INFORMATION SHOWN
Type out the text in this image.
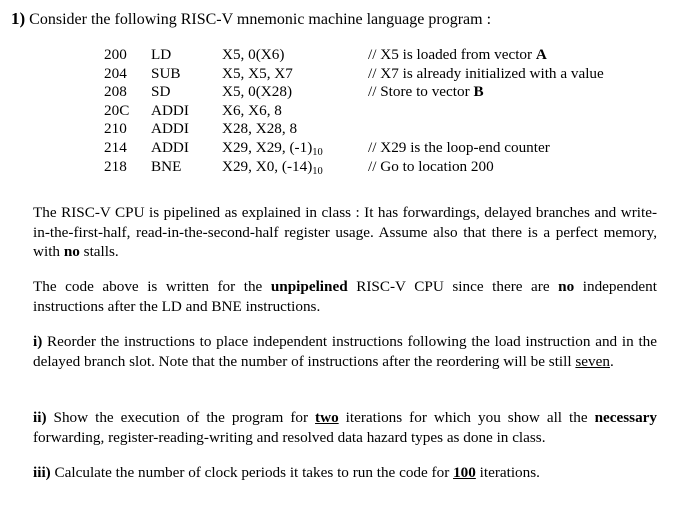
1) Consider the following RISC-V mnemonic machine language program :
200 LD	X5, 0(X6)	// X5 is loaded from vector A
204 SUB	X5, X5, X7	// X7 is already initialized with a value
208 SD	X5, 0(X28)	// Store to vector B
20C ADDI X6, X6, 8
210 ADDI X28, X28, 8
214 ADDI X29, X29, $(-1)_{10}$	// X29 is the loop-end counter
218 BNE	X29, X0, $(-14)_{10}$	// Go to location 200
The RISC-V CPU is pipelined as explained in class : It has forwardings, delayed branches and write-in-the-first-half, read-in-the-second-half register usage. Assume also that there is a perfect memory, with no stalls.
The code above is written for the unpipelined RISC-V CPU since there are no independent instructions after the LD and BNE instructions.
i) Reorder the instructions to place independent instructions following the load instruction and in the delayed branch slot. Note that the number of instructions after the reordering will be still seven.
ii) Show the execution of the program for two iterations for which you show all the necessary forwarding, register-reading-writing and resolved data hazard types as done in class.
iii) Calculate the number of clock periods it takes to run the code for 100 iterations.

WHAT TO WORK ON
Only the number is wanted: count the lines of the records that hold the word "after".

SOLUTION TO THE EXERCISE
2